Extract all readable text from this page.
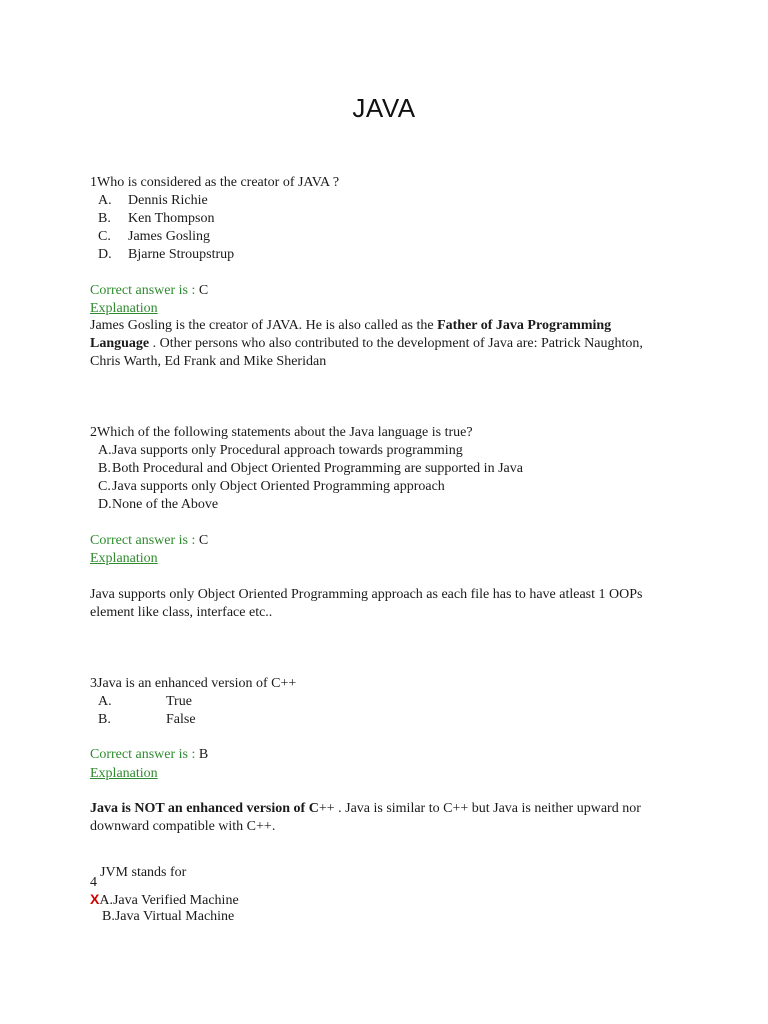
JAVA
1Who is considered as the creator of JAVA ?
A. Dennis Richie
B. Ken Thompson
C. James Gosling
D. Bjarne Stroupstrup
Correct answer is : C
Explanation

James Gosling is the creator of JAVA. He is also called as the Father of Java Programming Language . Other persons who also contributed to the development of Java are: Patrick Naughton, Chris Warth, Ed Frank and Mike Sheridan

2Which of the following statements about the Java language is true?
A. Java supports only Procedural approach towards programming
B. Both Procedural and Object Oriented Programming are supported in Java
C. Java supports only Object Oriented Programming approach
D. None of the Above
Correct answer is : C
Explanation

Java supports only Object Oriented Programming approach as each file has to have atleast 1 OOPs element like class, interface etc..

3Java is an enhanced version of C++
A.	True
B.	False
Correct answer is : B
Explanation

Java is NOT an enhanced version of C++ . Java is similar to C++ but Java is neither upward nor downward compatible with C++.

4
JVM stands for
XA.Java Verified Machine
B.Java Virtual Machine
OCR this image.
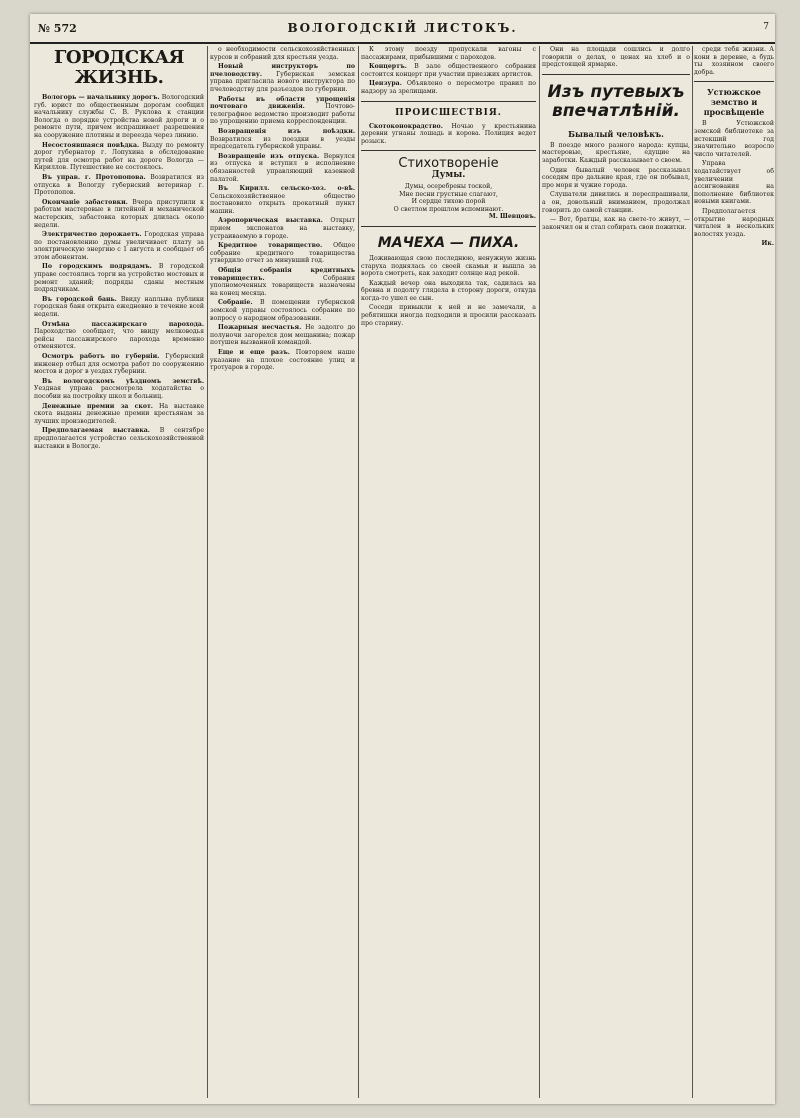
№ 572	ВОЛОГОДСКІЙ ЛИСТОКЪ.	7
ГОРОДСКАЯ ЖИЗНЬ.

Вологорь — начальнику дорогъ. Вологодский губ. юрист по общественным дорогам сообщил начальнику службы С. В. Руклова к станции Вологда о порядке устройства новой дороги и о ремонте пути, причем испрашивает разрешения на сооружение плотины и переезда через линию.

Несостоявшаяся повѣдка. Вызду по ремонту дорог губернатор г. Лопухина в обследование путей для осмотра работ на дороге Вологда — Кириллов. Путешествие не состоялось.

Въ управ. г. Протопопова. Возвратился из отпуска в Вологду губернский ветеринар г. Протопопов.

Окончаніе забастовки. Вчера приступили к работам мастеровые в литейной и механической мастерских, забастовка которых длилась около недели.

Электричество дорожаетъ. Городская управа по постановлению думы увеличивает плату за электрическую энергию с 1 августа и сообщает об этом абонентам.

По городскимъ подрядамъ. В городской управе состоялись торги на устройство мостовых и ремонт зданий; подряды сданы местным подрядчикам.

Въ городской бань. Ввиду наплыва публики городская баня открыта ежедневно в течение всей недели.

Отмѣна пассажирскаго парохода. Пароходство сообщает, что ввиду мелководья рейсы пассажирского парохода временно отменяются.

Осмотръ работъ по губерніи. Губернский инженер отбыл для осмотра работ по сооружению мостов и дорог в уездах губернии.

Въ вологодскомъ уѣздномъ земствѣ. Уездная управа рассмотрела ходатайства о пособии на постройку школ и больниц.

Денежные премии за скот. На выставке скота выданы денежные премии крестьянам за лучших производителей.

Предполагаемая выставка. В сентябре предполагается устройство сельскохозяйственной выставки в Вологде.

о необходимости сельскохозяйственных курсов и собраний для крестьян уезда.

Новый инструкторъ по пчеловодству. Губернская земская управа пригласила нового инструктора по пчеловодству для разъездов по губернии.

Работы въ области упрощенія почтоваго движенія.	Почтово-телеграфное ведомство производит работы по упрощению приема корреспонденции.

Возвращенія изъ поѣздки. Возвратился из поездки в уезды председатель губернской управы.

Возвращеніе изъ отпуска. Вернулся из отпуска и вступил в исполнение обязанностей управляющий казенной палатой.

Въ Кирилл. сельско-хоз. о-вѣ. Сельскохозяйственное общество постановило открыть прокатный пункт машин.

Аэропорическая выставка. Открыт прием экспонатов на выставку, устраиваемую в городе.

Кредитное товарищество. Общее собрание кредитного товарищества утвердило отчет за минувший год.

Общія собранія кредитныхъ товариществъ.	Собрания уполномоченных товариществ назначены на конец месяца.

Собраніе. В помещении губернской земской управы состоялось собрание по вопросу о народном образовании.

Пожарныя несчастья. Не задолго до полуночи загорелся дом мещанина; пожар потушен вызванной командой.

Еще и еще разъ. Повторяем наше указание на плохое состояние улиц и тротуаров в городе.

К этому поезду пропускали вагоны с пассажирами, прибывшими с пароходов.

Концертъ. В зале общественного собрания состоится концерт при участии приезжих артистов.

Цензура. Объявлено о пересмотре правил по надзору за зрелищами.

ПРОИСШЕСТВІЯ.

Скотоконокрадство. Ночью у крестьянина деревни угнаны лошадь и корова. Полиция ведет розыск.

Стихотвореніе
Думы.
Думы, осеребрены тоской,
Мне песни грустные слагают,
И сердце тихою порой
О светлом прошлом вспоминают.
М. Шевцовъ.
МАЧЕХА — ПИХА.

Доживающая свою последнюю, ненужную жизнь старуха поднялась со своей скамьи и вышла за ворота смотреть, как заходит солнце над рекой.

Каждый вечер она выходила так, садилась на бревна и подолгу глядела в сторону дороги, откуда когда-то ушел ее сын.

Соседи привыкли к ней и не замечали, а ребятишки иногда подходили и просили рассказать про старину.

Они на площади сошлись и долго говорили о делах, о ценах на хлеб и о предстоящей ярмарке.

Изъ путевыхъ впечатлѣній.
Бывалый человѣкъ.

В поезде много разного народа: купцы, мастеровые, крестьяне, едущие на заработки. Каждый рассказывает о своем.

Один бывалый человек рассказывал соседям про дальние края, где он побывал, про моря и чужие города.

Слушатели дивились и переспрашивали, а он, довольный вниманием, продолжал говорить до самой станции.

— Вот, братцы, как на свете-то живут, — закончил он и стал собирать свои пожитки.

среди тебя жизни. А кони в деревне, а будь ты хозяином своего добра.

Устюжское земство и просвѣщеніе

В Устюжской земской библиотеке за истекший год значительно возросло число читателей.

Управа ходатайствует об увеличении ассигнования на пополнение библиотек новыми книгами.

Предполагается открытие народных читален в нескольких волостях уезда.

Ик.
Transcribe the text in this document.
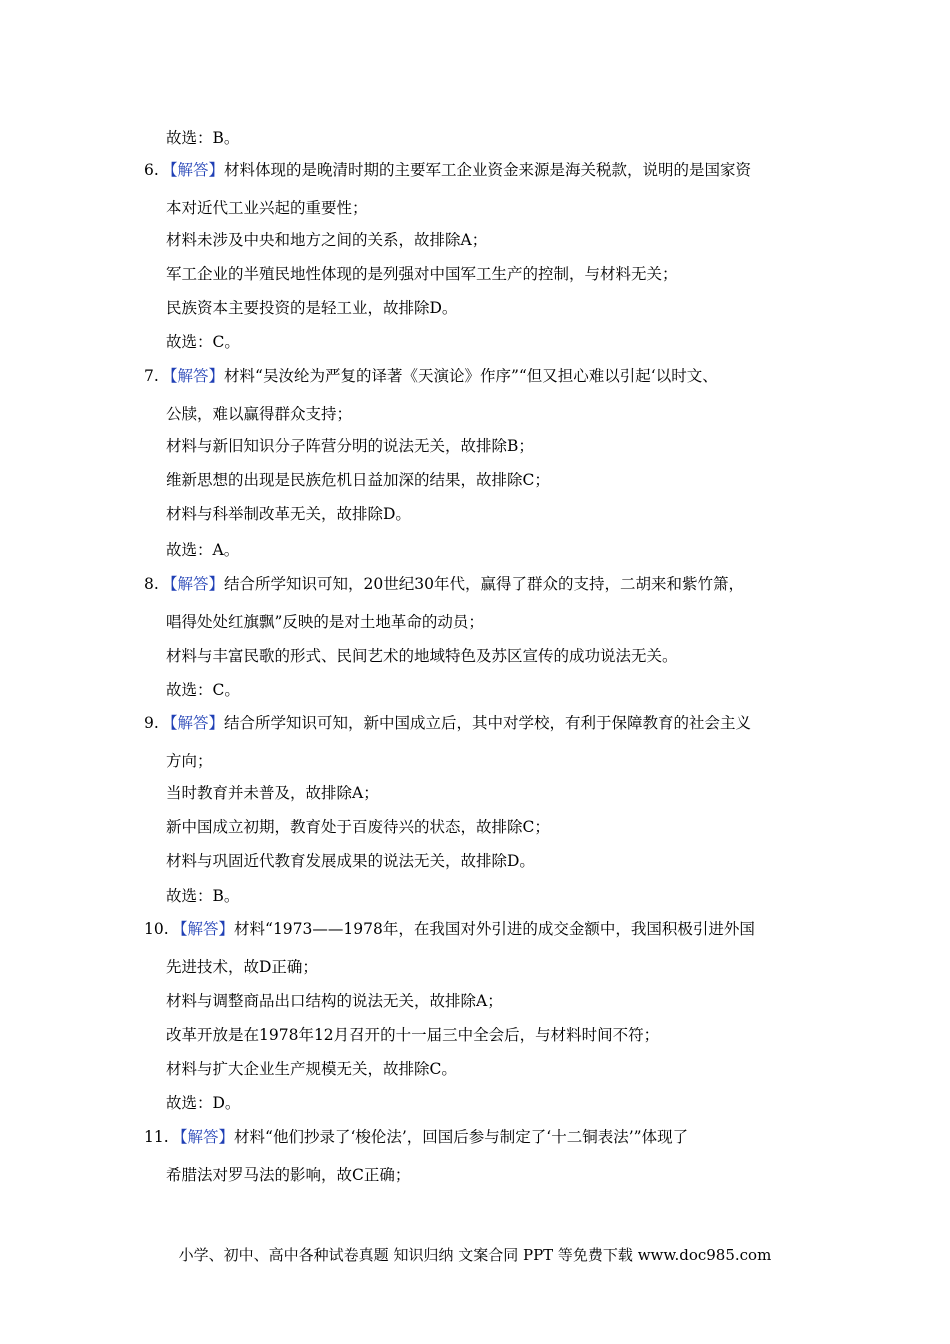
故选：B。
6. 【解答】材料体现的是晚清时期的主要军工企业资金来源是海关税款，说明的是国家资
本对近代工业兴起的重要性；
材料未涉及中央和地方之间的关系，故排除A；
军工企业的半殖民地性体现的是列强对中国军工生产的控制，与材料无关；
民族资本主要投资的是轻工业，故排除D。
故选：C。
7. 【解答】材料“吴汝纶为严复的译著《天演论》作序”“但又担心难以引起‘以时文、
公牍，难以赢得群众支持；
材料与新旧知识分子阵营分明的说法无关，故排除B；
维新思想的出现是民族危机日益加深的结果，故排除C；
材料与科举制改革无关，故排除D。
故选：A。
8. 【解答】结合所学知识可知，20世纪30年代，赢得了群众的支持，二胡来和紫竹箫，
唱得处处红旗飘”反映的是对土地革命的动员；
材料与丰富民歌的形式、民间艺术的地域特色及苏区宣传的成功说法无关。
故选：C。
9. 【解答】结合所学知识可知，新中国成立后，其中对学校，有利于保障教育的社会主义
方向；
当时教育并未普及，故排除A；
新中国成立初期，教育处于百废待兴的状态，故排除C；
材料与巩固近代教育发展成果的说法无关，故排除D。
故选：B。
10. 【解答】材料“1973——1978年，在我国对外引进的成交金额中，我国积极引进外国
先进技术，故D正确；
材料与调整商品出口结构的说法无关，故排除A；
改革开放是在1978年12月召开的十一届三中全会后，与材料时间不符；
材料与扩大企业生产规模无关，故排除C。
故选：D。
11. 【解答】材料“他们抄录了‘梭伦法’，回国后参与制定了‘十二铜表法’”体现了
希腊法对罗马法的影响，故C正确；
小学、初中、高中各种试卷真题 知识归纳 文案合同 PPT 等免费下载 www.doc985.com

■ **Exercise brief**: Copy the records exactly. Skip the pictures.

■ **Response for this exercise**:
Extract all readable text from this page.
JAVA
1Who is considered as the creator of JAVA ?
A. Dennis Richie
B. Ken Thompson
C. James Gosling
D. Bjarne Stroupstrup
Correct answer is : C
Explanation

James Gosling is the creator of JAVA. He is also called as the Father of Java Programming Language . Other persons who also contributed to the development of Java are: Patrick Naughton, Chris Warth, Ed Frank and Mike Sheridan

2Which of the following statements about the Java language is true?
A. Java supports only Procedural approach towards programming
B. Both Procedural and Object Oriented Programming are supported in Java
C. Java supports only Object Oriented Programming approach
D. None of the Above
Correct answer is : C
Explanation

Java supports only Object Oriented Programming approach as each file has to have atleast 1 OOPs element like class, interface etc..

3Java is an enhanced version of C++
A.	True
B.	False
Correct answer is : B
Explanation

Java is NOT an enhanced version of C++ . Java is similar to C++ but Java is neither upward nor downward compatible with C++.

4
JVM stands for
XA.Java Verified Machine
B.Java Virtual Machine
OCR this image.
№ 572	ВОЛОГОДСКІЙ ЛИСТОКЪ.	7
ГОРОДСКАЯ ЖИЗНЬ.

Вологорь — начальнику дорогъ. Вологодский губ. юрист по общественным дорогам сообщил начальнику службы С. В. Руклова к станции Вологда о порядке устройства новой дороги и о ремонте пути, причем испрашивает разрешения на сооружение плотины и переезда через линию.

Несостоявшаяся повѣдка. Вызду по ремонту дорог губернатор г. Лопухина в обследование путей для осмотра работ на дороге Вологда — Кириллов. Путешествие не состоялось.

Въ управ. г. Протопопова. Возвратился из отпуска в Вологду губернский ветеринар г. Протопопов.

Окончаніе забастовки. Вчера приступили к работам мастеровые в литейной и механической мастерских, забастовка которых длилась около недели.

Электричество дорожаетъ. Городская управа по постановлению думы увеличивает плату за электрическую энергию с 1 августа и сообщает об этом абонентам.

По городскимъ подрядамъ. В городской управе состоялись торги на устройство мостовых и ремонт зданий; подряды сданы местным подрядчикам.

Въ городской бань. Ввиду наплыва публики городская баня открыта ежедневно в течение всей недели.

Отмѣна пассажирскаго парохода. Пароходство сообщает, что ввиду мелководья рейсы пассажирского парохода временно отменяются.

Осмотръ работъ по губерніи. Губернский инженер отбыл для осмотра работ по сооружению мостов и дорог в уездах губернии.

Въ вологодскомъ уѣздномъ земствѣ. Уездная управа рассмотрела ходатайства о пособии на постройку школ и больниц.

Денежные премии за скот. На выставке скота выданы денежные премии крестьянам за лучших производителей.

Предполагаемая выставка. В сентябре предполагается устройство сельскохозяйственной выставки в Вологде.

о необходимости сельскохозяйственных курсов и собраний для крестьян уезда.

Новый инструкторъ по пчеловодству. Губернская земская управа пригласила нового инструктора по пчеловодству для разъездов по губернии.

Работы въ области упрощенія почтоваго движенія.	Почтово-телеграфное ведомство производит работы по упрощению приема корреспонденции.

Возвращенія изъ поѣздки. Возвратился из поездки в уезды председатель губернской управы.

Возвращеніе изъ отпуска. Вернулся из отпуска и вступил в исполнение обязанностей управляющий казенной палатой.

Въ Кирилл. сельско-хоз. о-вѣ. Сельскохозяйственное общество постановило открыть прокатный пункт машин.

Аэропорическая выставка. Открыт прием экспонатов на выставку, устраиваемую в городе.

Кредитное товарищество. Общее собрание кредитного товарищества утвердило отчет за минувший год.

Общія собранія кредитныхъ товариществъ.	Собрания уполномоченных товариществ назначены на конец месяца.

Собраніе. В помещении губернской земской управы состоялось собрание по вопросу о народном образовании.

Пожарныя несчастья. Не задолго до полуночи загорелся дом мещанина; пожар потушен вызванной командой.

Еще и еще разъ. Повторяем наше указание на плохое состояние улиц и тротуаров в городе.

К этому поезду пропускали вагоны с пассажирами, прибывшими с пароходов.

Концертъ. В зале общественного собрания состоится концерт при участии приезжих артистов.

Цензура. Объявлено о пересмотре правил по надзору за зрелищами.

ПРОИСШЕСТВІЯ.

Скотоконокрадство. Ночью у крестьянина деревни угнаны лошадь и корова. Полиция ведет розыск.

Стихотвореніе
Думы.
Думы, осеребрены тоской,
Мне песни грустные слагают,
И сердце тихою порой
О светлом прошлом вспоминают.
М. Шевцовъ.
МАЧЕХА — ПИХА.

Доживающая свою последнюю, ненужную жизнь старуха поднялась со своей скамьи и вышла за ворота смотреть, как заходит солнце над рекой.

Каждый вечер она выходила так, садилась на бревна и подолгу глядела в сторону дороги, откуда когда-то ушел ее сын.

Соседи привыкли к ней и не замечали, а ребятишки иногда подходили и просили рассказать про старину.

Они на площади сошлись и долго говорили о делах, о ценах на хлеб и о предстоящей ярмарке.

Изъ путевыхъ впечатлѣній.
Бывалый человѣкъ.

В поезде много разного народа: купцы, мастеровые, крестьяне, едущие на заработки. Каждый рассказывает о своем.

Один бывалый человек рассказывал соседям про дальние края, где он побывал, про моря и чужие города.

Слушатели дивились и переспрашивали, а он, довольный вниманием, продолжал говорить до самой станции.

— Вот, братцы, как на свете-то живут, — закончил он и стал собирать свои пожитки.

среди тебя жизни. А кони в деревне, а будь ты хозяином своего добра.

Устюжское земство и просвѣщеніе

В Устюжской земской библиотеке за истекший год значительно возросло число читателей.

Управа ходатайствует об увеличении ассигнования на пополнение библиотек новыми книгами.

Предполагается открытие народных читален в нескольких волостях уезда.

Ик.
Transcribe the text in this document.
故选：B。
6. 【解答】材料体现的是晚清时期的主要军工企业资金来源是海关税款，说明的是国家资
本对近代工业兴起的重要性；
材料未涉及中央和地方之间的关系，故排除A；
军工企业的半殖民地性体现的是列强对中国军工生产的控制，与材料无关；
民族资本主要投资的是轻工业，故排除D。
故选：C。
7. 【解答】材料“吴汝纶为严复的译著《天演论》作序”“但又担心难以引起‘以时文、
公牍，难以赢得群众支持；
材料与新旧知识分子阵营分明的说法无关，故排除B；
维新思想的出现是民族危机日益加深的结果，故排除C；
材料与科举制改革无关，故排除D。
故选：A。
8. 【解答】结合所学知识可知，20世纪30年代，赢得了群众的支持，二胡来和紫竹箫，
唱得处处红旗飘”反映的是对土地革命的动员；
材料与丰富民歌的形式、民间艺术的地域特色及苏区宣传的成功说法无关。
故选：C。
9. 【解答】结合所学知识可知，新中国成立后，其中对学校，有利于保障教育的社会主义
方向；
当时教育并未普及，故排除A；
新中国成立初期，教育处于百废待兴的状态，故排除C；
材料与巩固近代教育发展成果的说法无关，故排除D。
故选：B。
10. 【解答】材料“1973——1978年，在我国对外引进的成交金额中，我国积极引进外国
先进技术，故D正确；
材料与调整商品出口结构的说法无关，故排除A；
改革开放是在1978年12月召开的十一届三中全会后，与材料时间不符；
材料与扩大企业生产规模无关，故排除C。
故选：D。
11. 【解答】材料“他们抄录了‘梭伦法’，回国后参与制定了‘十二铜表法’”体现了
希腊法对罗马法的影响，故C正确；
小学、初中、高中各种试卷真题 知识归纳 文案合同 PPT 等免费下载 www.doc985.com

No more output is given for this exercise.